# [Problem]
With the images removed, repeat the data below exactly.

------------------------------

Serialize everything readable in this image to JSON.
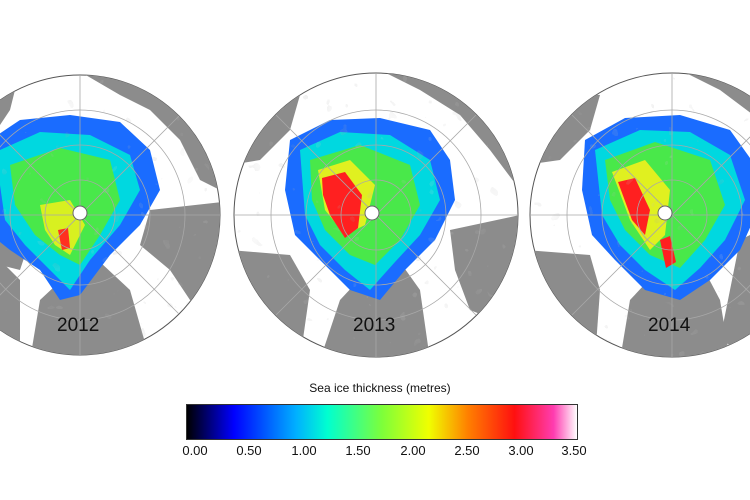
{
  "maps": [
    {
      "year": "2012"
    },
    {
      "year": "2013"
    },
    {
      "year": "2014"
    }
  ],
  "colorbar": {
    "title": "Sea ice thickness (metres)",
    "ticks": [
      "0.00",
      "0.50",
      "1.00",
      "1.50",
      "2.00",
      "2.50",
      "3.00",
      "3.50"
    ],
    "range": [
      0,
      3.5
    ]
  },
  "colors": {
    "land": "#8c8c8c",
    "ocean": "#ffffff",
    "gridlines": "#a8a8a8",
    "thin_ice": "#0040ff",
    "medium_ice": "#40f070",
    "thick_ice": "#ff2020",
    "thickest_ice": "#ff40b0"
  }
}
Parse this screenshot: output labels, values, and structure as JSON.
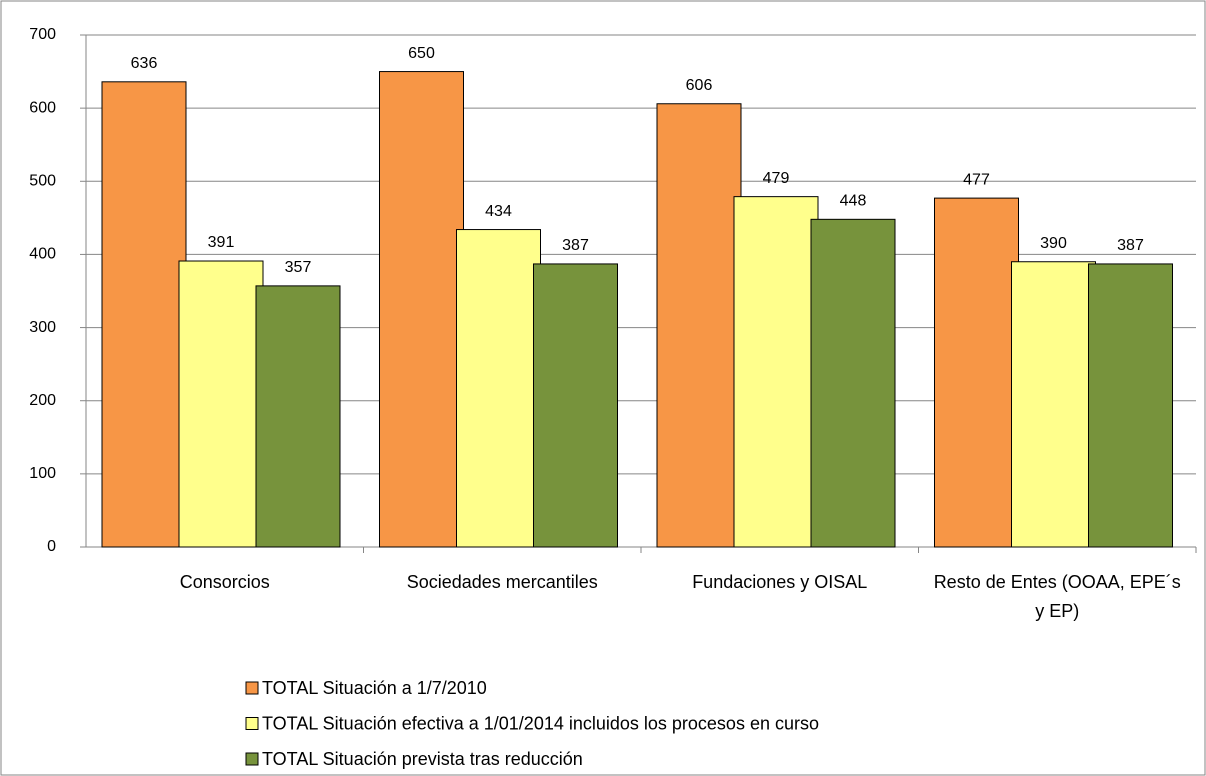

------------------------------

# [Task response]
Serialize everything readable in this image to JSON.
{
  "maps": [
    {
      "year": "2012"
    },
    {
      "year": "2013"
    },
    {
      "year": "2014"
    }
  ],
  "colorbar": {
    "title": "Sea ice thickness (metres)",
    "ticks": [
      "0.00",
      "0.50",
      "1.00",
      "1.50",
      "2.00",
      "2.50",
      "3.00",
      "3.50"
    ],
    "range": [
      0,
      3.5
    ]
  },
  "colors": {
    "land": "#8c8c8c",
    "ocean": "#ffffff",
    "gridlines": "#a8a8a8",
    "thin_ice": "#0040ff",
    "medium_ice": "#40f070",
    "thick_ice": "#ff2020",
    "thickest_ice": "#ff40b0"
  }
}
Parse this screenshot: output labels, values, and structure as JSON.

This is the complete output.